What is needed: Using the data beneath, show every line that includes the word "marker".

Data extracted from a collection:
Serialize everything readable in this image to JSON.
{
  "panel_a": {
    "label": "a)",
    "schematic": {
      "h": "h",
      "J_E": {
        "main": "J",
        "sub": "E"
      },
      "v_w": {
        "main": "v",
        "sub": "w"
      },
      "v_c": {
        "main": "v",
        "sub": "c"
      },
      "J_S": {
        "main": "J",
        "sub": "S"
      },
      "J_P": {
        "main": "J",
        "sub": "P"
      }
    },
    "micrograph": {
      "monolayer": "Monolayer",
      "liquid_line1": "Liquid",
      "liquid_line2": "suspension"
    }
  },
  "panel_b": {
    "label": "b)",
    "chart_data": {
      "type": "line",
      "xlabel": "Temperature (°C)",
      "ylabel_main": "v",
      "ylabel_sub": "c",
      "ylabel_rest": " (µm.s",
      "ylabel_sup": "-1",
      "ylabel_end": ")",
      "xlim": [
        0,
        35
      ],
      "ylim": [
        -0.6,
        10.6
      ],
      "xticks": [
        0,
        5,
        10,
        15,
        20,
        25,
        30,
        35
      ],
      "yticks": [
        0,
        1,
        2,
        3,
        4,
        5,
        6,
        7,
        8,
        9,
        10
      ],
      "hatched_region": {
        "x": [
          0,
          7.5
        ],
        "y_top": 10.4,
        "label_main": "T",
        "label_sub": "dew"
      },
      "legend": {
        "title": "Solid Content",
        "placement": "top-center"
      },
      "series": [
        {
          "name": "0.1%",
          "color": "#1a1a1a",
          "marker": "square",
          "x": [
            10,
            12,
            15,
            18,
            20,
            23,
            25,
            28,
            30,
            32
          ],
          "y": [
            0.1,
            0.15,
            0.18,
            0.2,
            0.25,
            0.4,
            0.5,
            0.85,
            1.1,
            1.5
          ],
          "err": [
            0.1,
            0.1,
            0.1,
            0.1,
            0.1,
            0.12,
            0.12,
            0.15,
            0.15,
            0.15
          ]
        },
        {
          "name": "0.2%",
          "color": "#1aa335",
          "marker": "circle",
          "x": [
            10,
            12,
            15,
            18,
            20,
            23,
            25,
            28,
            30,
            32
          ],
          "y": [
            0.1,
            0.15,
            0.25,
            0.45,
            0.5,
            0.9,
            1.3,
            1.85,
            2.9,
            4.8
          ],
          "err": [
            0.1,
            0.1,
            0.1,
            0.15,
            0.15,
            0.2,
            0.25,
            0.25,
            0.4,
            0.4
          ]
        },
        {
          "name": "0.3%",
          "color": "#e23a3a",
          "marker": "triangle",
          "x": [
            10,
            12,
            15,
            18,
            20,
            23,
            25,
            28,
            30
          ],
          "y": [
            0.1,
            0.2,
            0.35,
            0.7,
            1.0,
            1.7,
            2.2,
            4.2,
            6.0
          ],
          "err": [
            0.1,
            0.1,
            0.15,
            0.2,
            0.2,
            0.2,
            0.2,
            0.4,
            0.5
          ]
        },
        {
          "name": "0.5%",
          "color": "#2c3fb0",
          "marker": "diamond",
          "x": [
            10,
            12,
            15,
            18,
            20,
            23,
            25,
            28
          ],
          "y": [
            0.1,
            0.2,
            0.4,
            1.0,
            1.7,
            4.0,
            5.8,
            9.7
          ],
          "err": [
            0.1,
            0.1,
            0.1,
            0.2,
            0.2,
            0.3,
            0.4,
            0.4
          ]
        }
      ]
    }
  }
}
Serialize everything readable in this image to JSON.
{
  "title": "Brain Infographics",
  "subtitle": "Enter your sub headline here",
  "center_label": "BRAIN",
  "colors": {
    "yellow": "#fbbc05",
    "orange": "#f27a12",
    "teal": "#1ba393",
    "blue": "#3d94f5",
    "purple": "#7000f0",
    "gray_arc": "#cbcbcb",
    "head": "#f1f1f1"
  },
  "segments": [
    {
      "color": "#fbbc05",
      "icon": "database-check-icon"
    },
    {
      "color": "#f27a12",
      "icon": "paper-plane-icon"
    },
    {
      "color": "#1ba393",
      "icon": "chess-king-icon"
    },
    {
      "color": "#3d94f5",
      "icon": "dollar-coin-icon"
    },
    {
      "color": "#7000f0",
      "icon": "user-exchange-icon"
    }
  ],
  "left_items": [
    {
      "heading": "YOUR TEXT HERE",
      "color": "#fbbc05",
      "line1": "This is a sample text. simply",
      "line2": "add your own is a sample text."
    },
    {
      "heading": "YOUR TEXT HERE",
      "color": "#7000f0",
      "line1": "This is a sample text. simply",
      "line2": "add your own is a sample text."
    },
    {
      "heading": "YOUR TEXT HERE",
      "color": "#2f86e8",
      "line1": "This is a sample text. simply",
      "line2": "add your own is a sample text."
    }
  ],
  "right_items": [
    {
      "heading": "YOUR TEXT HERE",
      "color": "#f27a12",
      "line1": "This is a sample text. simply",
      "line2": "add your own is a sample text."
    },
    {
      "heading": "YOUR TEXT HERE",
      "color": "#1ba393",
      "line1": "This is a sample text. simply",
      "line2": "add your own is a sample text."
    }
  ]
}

Task answer:
          "marker": "square",
          "marker": "circle",
          "marker": "triangle",
          "marker": "diamond",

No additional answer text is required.